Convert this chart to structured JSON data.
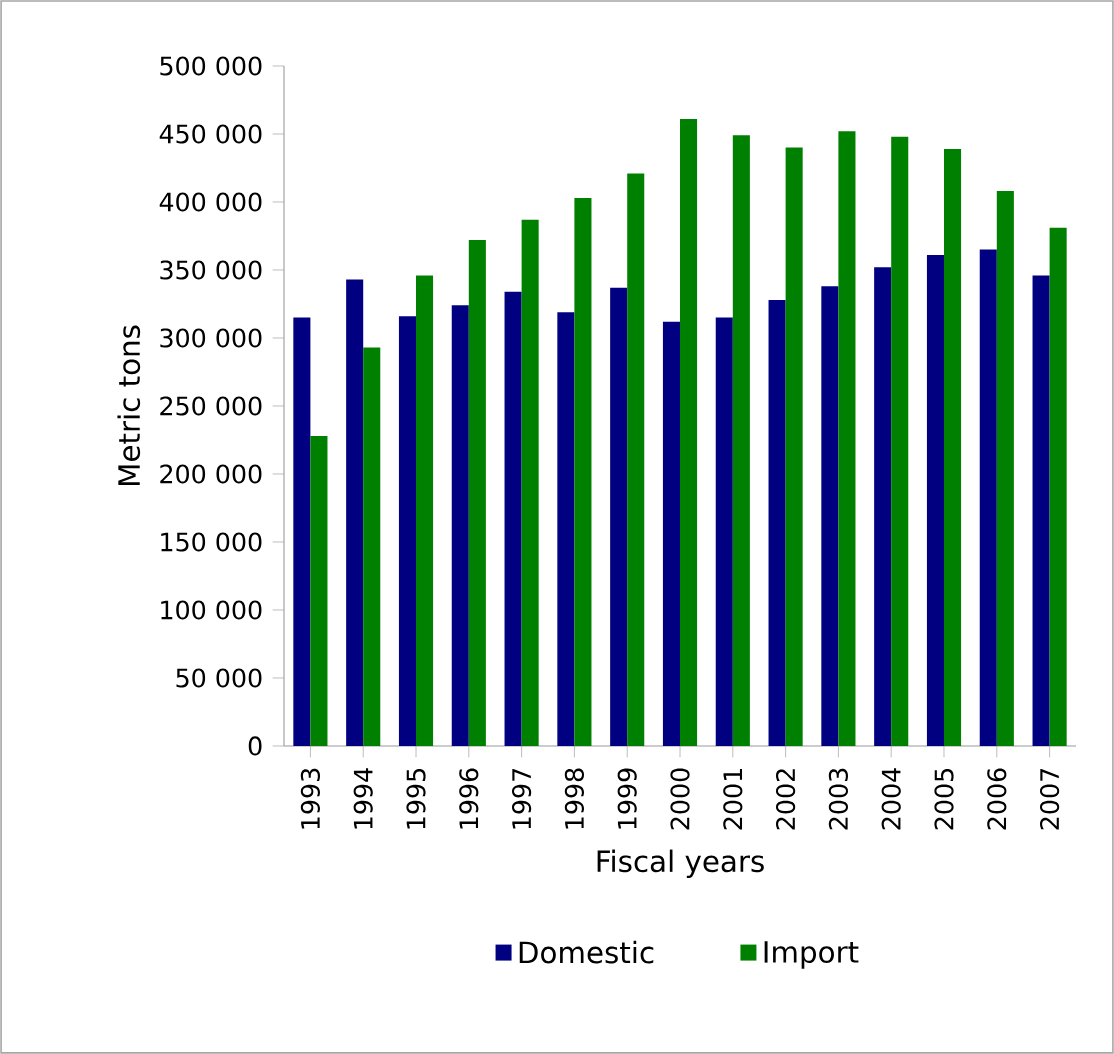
{
  "chart_data": {
    "type": "bar",
    "xlabel": "Fiscal years",
    "ylabel": "Metric tons",
    "categories": [
      "1993",
      "1994",
      "1995",
      "1996",
      "1997",
      "1998",
      "1999",
      "2000",
      "2001",
      "2002",
      "2003",
      "2004",
      "2005",
      "2006",
      "2007"
    ],
    "series": [
      {
        "name": "Domestic",
        "color": "#000080",
        "values": [
          315000,
          343000,
          316000,
          324000,
          334000,
          319000,
          337000,
          312000,
          315000,
          328000,
          338000,
          352000,
          361000,
          365000,
          346000
        ]
      },
      {
        "name": "Import",
        "color": "#008000",
        "values": [
          228000,
          293000,
          346000,
          372000,
          387000,
          403000,
          421000,
          461000,
          449000,
          440000,
          452000,
          448000,
          439000,
          408000,
          381000
        ]
      }
    ],
    "ylim": [
      0,
      500000
    ],
    "yticks": [
      {
        "value": 0,
        "label": "0"
      },
      {
        "value": 50000,
        "label": "50 000"
      },
      {
        "value": 100000,
        "label": "100 000"
      },
      {
        "value": 150000,
        "label": "150 000"
      },
      {
        "value": 200000,
        "label": "200 000"
      },
      {
        "value": 250000,
        "label": "250 000"
      },
      {
        "value": 300000,
        "label": "300 000"
      },
      {
        "value": 350000,
        "label": "350 000"
      },
      {
        "value": 400000,
        "label": "400 000"
      },
      {
        "value": 450000,
        "label": "450 000"
      },
      {
        "value": 500000,
        "label": "500 000"
      }
    ],
    "grid": false,
    "legend": "bottom"
  }
}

■ ■ ■ ■ ■ ■ ■

| Requirement |
Your job is to transcribe the entries above exactly; skip the pictures.

| Worked solution |
Convert this chart to structured JSON data.
{
  "chart_data": {
    "type": "bar",
    "xlabel": "Fiscal years",
    "ylabel": "Metric tons",
    "categories": [
      "1993",
      "1994",
      "1995",
      "1996",
      "1997",
      "1998",
      "1999",
      "2000",
      "2001",
      "2002",
      "2003",
      "2004",
      "2005",
      "2006",
      "2007"
    ],
    "series": [
      {
        "name": "Domestic",
        "color": "#000080",
        "values": [
          315000,
          343000,
          316000,
          324000,
          334000,
          319000,
          337000,
          312000,
          315000,
          328000,
          338000,
          352000,
          361000,
          365000,
          346000
        ]
      },
      {
        "name": "Import",
        "color": "#008000",
        "values": [
          228000,
          293000,
          346000,
          372000,
          387000,
          403000,
          421000,
          461000,
          449000,
          440000,
          452000,
          448000,
          439000,
          408000,
          381000
        ]
      }
    ],
    "ylim": [
      0,
      500000
    ],
    "yticks": [
      {
        "value": 0,
        "label": "0"
      },
      {
        "value": 50000,
        "label": "50 000"
      },
      {
        "value": 100000,
        "label": "100 000"
      },
      {
        "value": 150000,
        "label": "150 000"
      },
      {
        "value": 200000,
        "label": "200 000"
      },
      {
        "value": 250000,
        "label": "250 000"
      },
      {
        "value": 300000,
        "label": "300 000"
      },
      {
        "value": 350000,
        "label": "350 000"
      },
      {
        "value": 400000,
        "label": "400 000"
      },
      {
        "value": 450000,
        "label": "450 000"
      },
      {
        "value": 500000,
        "label": "500 000"
      }
    ],
    "grid": false,
    "legend": "bottom"
  }
}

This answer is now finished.